Task: Reproduce the following records exactly from the line containing "Read out every word on this page." onward, ending with the last line and including it.

-- Begin Extracted records --

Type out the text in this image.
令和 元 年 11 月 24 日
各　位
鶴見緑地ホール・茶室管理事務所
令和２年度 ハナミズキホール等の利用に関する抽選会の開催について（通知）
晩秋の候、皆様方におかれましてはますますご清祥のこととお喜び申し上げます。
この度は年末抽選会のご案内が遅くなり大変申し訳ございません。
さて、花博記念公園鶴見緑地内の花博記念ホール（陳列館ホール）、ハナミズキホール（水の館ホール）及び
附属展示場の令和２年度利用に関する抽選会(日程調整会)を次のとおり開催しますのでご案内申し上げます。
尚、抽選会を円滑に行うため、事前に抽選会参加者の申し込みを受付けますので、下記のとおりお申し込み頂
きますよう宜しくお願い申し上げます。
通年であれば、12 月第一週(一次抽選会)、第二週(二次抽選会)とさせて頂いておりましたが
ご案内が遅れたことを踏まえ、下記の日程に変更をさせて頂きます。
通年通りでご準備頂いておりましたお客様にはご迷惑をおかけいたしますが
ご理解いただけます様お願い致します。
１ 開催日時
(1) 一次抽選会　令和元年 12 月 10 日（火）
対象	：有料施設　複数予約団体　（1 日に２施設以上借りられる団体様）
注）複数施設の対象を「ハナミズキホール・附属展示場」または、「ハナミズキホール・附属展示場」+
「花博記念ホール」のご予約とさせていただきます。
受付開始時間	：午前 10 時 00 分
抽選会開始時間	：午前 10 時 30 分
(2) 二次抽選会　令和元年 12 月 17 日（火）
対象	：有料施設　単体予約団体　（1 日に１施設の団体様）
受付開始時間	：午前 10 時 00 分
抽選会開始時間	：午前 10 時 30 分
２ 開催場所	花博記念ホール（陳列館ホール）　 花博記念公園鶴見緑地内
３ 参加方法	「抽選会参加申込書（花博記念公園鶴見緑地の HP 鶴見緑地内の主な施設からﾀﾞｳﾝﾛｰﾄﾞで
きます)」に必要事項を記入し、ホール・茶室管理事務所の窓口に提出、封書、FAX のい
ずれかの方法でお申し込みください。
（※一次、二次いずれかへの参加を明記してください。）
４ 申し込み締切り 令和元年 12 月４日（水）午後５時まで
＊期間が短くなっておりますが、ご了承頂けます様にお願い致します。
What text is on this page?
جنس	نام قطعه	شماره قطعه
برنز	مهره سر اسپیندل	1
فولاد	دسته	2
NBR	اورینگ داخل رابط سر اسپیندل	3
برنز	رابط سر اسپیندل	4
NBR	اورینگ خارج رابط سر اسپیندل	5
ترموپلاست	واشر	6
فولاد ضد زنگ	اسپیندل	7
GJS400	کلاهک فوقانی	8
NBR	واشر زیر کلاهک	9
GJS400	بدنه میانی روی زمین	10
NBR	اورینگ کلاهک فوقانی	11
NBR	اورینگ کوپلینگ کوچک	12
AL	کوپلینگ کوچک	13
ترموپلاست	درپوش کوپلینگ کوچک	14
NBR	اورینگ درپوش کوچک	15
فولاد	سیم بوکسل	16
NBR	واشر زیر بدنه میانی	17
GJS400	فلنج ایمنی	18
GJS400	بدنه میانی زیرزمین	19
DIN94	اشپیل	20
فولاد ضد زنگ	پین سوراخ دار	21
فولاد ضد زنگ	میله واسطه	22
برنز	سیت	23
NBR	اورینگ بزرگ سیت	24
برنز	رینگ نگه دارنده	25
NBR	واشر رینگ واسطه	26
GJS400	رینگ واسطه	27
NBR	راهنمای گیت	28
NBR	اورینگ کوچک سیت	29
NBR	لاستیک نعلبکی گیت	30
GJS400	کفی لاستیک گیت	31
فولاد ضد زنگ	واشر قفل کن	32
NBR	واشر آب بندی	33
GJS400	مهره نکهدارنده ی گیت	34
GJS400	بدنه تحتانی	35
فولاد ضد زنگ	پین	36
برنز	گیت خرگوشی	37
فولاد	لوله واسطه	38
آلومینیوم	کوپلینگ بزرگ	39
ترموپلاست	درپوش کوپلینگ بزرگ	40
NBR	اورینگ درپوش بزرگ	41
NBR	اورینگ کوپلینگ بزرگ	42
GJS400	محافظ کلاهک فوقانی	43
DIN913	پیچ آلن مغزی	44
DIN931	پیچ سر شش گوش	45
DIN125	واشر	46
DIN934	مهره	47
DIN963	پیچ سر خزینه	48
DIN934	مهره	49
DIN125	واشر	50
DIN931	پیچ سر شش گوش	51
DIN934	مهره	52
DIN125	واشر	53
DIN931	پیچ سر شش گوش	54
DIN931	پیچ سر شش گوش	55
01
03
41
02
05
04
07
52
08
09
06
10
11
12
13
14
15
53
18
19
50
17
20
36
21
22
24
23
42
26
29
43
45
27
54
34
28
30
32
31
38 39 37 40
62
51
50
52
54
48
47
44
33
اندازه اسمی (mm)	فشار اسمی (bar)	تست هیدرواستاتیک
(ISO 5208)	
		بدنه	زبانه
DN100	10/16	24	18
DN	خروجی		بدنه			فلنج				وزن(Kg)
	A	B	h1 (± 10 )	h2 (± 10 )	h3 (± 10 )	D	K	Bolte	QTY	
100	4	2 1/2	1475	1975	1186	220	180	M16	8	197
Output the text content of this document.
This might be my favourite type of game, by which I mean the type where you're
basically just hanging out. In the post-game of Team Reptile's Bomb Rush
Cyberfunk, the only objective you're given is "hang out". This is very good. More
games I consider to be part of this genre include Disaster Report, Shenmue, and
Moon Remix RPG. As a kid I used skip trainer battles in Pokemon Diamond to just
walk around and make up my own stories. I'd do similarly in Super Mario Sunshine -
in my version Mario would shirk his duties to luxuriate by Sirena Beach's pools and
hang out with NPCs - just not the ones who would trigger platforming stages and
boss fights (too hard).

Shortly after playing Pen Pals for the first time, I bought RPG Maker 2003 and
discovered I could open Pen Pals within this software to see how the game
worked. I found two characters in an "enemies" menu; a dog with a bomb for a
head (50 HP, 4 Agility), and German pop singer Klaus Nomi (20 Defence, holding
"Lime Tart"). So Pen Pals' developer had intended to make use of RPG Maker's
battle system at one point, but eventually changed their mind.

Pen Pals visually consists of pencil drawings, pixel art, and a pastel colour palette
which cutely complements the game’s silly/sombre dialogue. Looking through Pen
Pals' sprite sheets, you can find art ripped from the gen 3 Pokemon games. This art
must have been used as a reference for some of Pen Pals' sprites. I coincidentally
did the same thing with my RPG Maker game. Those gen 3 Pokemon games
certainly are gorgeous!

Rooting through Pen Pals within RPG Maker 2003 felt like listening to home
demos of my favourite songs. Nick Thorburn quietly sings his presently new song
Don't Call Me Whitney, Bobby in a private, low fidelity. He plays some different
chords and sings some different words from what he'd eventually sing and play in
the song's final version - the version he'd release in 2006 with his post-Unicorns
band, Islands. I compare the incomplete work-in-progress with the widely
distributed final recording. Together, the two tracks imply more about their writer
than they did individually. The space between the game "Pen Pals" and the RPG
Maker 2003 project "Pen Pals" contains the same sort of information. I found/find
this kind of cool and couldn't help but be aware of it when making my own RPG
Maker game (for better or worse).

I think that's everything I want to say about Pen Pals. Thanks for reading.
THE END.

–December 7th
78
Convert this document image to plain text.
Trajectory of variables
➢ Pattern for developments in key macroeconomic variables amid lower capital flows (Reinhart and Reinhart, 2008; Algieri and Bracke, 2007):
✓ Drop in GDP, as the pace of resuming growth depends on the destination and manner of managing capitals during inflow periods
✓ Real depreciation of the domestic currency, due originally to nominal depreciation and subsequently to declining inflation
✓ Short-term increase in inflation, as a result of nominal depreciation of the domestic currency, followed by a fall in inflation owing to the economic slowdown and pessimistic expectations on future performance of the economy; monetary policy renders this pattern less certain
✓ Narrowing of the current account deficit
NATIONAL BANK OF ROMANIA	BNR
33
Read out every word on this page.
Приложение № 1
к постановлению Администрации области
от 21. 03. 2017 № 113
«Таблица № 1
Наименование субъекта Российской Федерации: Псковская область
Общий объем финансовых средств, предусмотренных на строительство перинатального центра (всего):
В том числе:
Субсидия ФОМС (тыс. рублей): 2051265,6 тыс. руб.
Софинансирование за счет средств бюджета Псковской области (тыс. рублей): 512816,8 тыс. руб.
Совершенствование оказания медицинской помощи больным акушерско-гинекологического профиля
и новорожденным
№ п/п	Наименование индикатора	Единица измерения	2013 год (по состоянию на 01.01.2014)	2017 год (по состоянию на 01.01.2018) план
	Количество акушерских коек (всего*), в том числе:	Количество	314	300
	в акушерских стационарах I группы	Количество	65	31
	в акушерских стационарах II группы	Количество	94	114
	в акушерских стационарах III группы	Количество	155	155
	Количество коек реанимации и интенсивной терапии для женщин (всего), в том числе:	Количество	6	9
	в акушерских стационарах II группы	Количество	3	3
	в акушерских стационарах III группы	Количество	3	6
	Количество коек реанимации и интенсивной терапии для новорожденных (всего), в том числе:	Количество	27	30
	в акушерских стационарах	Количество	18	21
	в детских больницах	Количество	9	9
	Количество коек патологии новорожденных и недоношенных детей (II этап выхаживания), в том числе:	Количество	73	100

-- End Extracted records --

Response for this exercise:
Read out every word on this page.
Приложение № 1
к постановлению Администрации области
от 21. 03. 2017 № 113
«Таблица № 1
Наименование субъекта Российской Федерации: Псковская область
Общий объем финансовых средств, предусмотренных на строительство перинатального центра (всего):
В том числе:
Субсидия ФОМС (тыс. рублей): 2051265,6 тыс. руб.
Софинансирование за счет средств бюджета Псковской области (тыс. рублей): 512816,8 тыс. руб.
Совершенствование оказания медицинской помощи больным акушерско-гинекологического профиля
и новорожденным
№ п/п	Наименование индикатора	Единица измерения	2013 год (по состоянию на 01.01.2014)	2017 год (по состоянию на 01.01.2018) план
	Количество акушерских коек (всего*), в том числе:	Количество	314	300
	в акушерских стационарах I группы	Количество	65	31
	в акушерских стационарах II группы	Количество	94	114
	в акушерских стационарах III группы	Количество	155	155
	Количество коек реанимации и интенсивной терапии для женщин (всего), в том числе:	Количество	6	9
	в акушерских стационарах II группы	Количество	3	3
	в акушерских стационарах III группы	Количество	3	6
	Количество коек реанимации и интенсивной терапии для новорожденных (всего), в том числе:	Количество	27	30
	в акушерских стационарах	Количество	18	21
	в детских больницах	Количество	9	9
	Количество коек патологии новорожденных и недоношенных детей (II этап выхаживания), в том числе:	Количество	73	100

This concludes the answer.